* **What you need to do**: Return the records, each one exactly as written.

* **Records to use**:
★ ★ ★ ★ ★ ★ ★

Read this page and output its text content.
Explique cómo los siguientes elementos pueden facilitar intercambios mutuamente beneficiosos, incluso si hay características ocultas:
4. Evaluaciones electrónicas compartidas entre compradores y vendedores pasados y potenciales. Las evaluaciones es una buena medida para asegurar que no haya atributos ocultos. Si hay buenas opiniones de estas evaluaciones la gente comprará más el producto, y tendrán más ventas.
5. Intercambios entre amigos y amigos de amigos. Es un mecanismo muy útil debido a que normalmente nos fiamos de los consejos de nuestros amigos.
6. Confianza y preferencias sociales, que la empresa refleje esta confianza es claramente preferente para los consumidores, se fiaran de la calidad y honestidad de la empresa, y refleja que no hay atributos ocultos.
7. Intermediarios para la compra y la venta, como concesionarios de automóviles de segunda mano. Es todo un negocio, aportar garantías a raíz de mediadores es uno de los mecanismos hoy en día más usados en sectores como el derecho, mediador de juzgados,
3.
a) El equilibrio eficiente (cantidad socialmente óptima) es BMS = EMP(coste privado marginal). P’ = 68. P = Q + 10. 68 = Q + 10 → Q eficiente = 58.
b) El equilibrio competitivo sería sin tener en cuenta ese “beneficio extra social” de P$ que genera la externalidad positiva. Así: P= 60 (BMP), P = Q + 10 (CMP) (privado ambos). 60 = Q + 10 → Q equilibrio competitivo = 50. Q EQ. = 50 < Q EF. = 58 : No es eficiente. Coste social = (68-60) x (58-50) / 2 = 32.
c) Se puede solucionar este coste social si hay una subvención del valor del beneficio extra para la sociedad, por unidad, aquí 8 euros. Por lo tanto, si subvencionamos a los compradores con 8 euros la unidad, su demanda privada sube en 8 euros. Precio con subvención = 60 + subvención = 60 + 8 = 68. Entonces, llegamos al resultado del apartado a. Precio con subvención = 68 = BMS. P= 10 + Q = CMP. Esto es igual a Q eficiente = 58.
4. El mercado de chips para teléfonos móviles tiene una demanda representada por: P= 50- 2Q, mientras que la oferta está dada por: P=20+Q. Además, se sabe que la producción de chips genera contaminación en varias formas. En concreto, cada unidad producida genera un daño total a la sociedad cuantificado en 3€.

★ ★ ★ ★ ★ ★ ★

* **Task result**:
Read this page and output its text content.
Explique cómo los siguientes elementos pueden facilitar intercambios mutuamente beneficiosos, incluso si hay características ocultas:
4. Evaluaciones electrónicas compartidas entre compradores y vendedores pasados y potenciales. Las evaluaciones es una buena medida para asegurar que no haya atributos ocultos. Si hay buenas opiniones de estas evaluaciones la gente comprará más el producto, y tendrán más ventas.
5. Intercambios entre amigos y amigos de amigos. Es un mecanismo muy útil debido a que normalmente nos fiamos de los consejos de nuestros amigos.
6. Confianza y preferencias sociales, que la empresa refleje esta confianza es claramente preferente para los consumidores, se fiaran de la calidad y honestidad de la empresa, y refleja que no hay atributos ocultos.
7. Intermediarios para la compra y la venta, como concesionarios de automóviles de segunda mano. Es todo un negocio, aportar garantías a raíz de mediadores es uno de los mecanismos hoy en día más usados en sectores como el derecho, mediador de juzgados,
3.
a) El equilibrio eficiente (cantidad socialmente óptima) es BMS = EMP(coste privado marginal). P’ = 68. P = Q + 10. 68 = Q + 10 → Q eficiente = 58.
b) El equilibrio competitivo sería sin tener en cuenta ese “beneficio extra social” de P$ que genera la externalidad positiva. Así: P= 60 (BMP), P = Q + 10 (CMP) (privado ambos). 60 = Q + 10 → Q equilibrio competitivo = 50. Q EQ. = 50 < Q EF. = 58 : No es eficiente. Coste social = (68-60) x (58-50) / 2 = 32.
c) Se puede solucionar este coste social si hay una subvención del valor del beneficio extra para la sociedad, por unidad, aquí 8 euros. Por lo tanto, si subvencionamos a los compradores con 8 euros la unidad, su demanda privada sube en 8 euros. Precio con subvención = 60 + subvención = 60 + 8 = 68. Entonces, llegamos al resultado del apartado a. Precio con subvención = 68 = BMS. P= 10 + Q = CMP. Esto es igual a Q eficiente = 58.
4. El mercado de chips para teléfonos móviles tiene una demanda representada por: P= 50- 2Q, mientras que la oferta está dada por: P=20+Q. Además, se sabe que la producción de chips genera contaminación en varias formas. En concreto, cada unidad producida genera un daño total a la sociedad cuantificado en 3€.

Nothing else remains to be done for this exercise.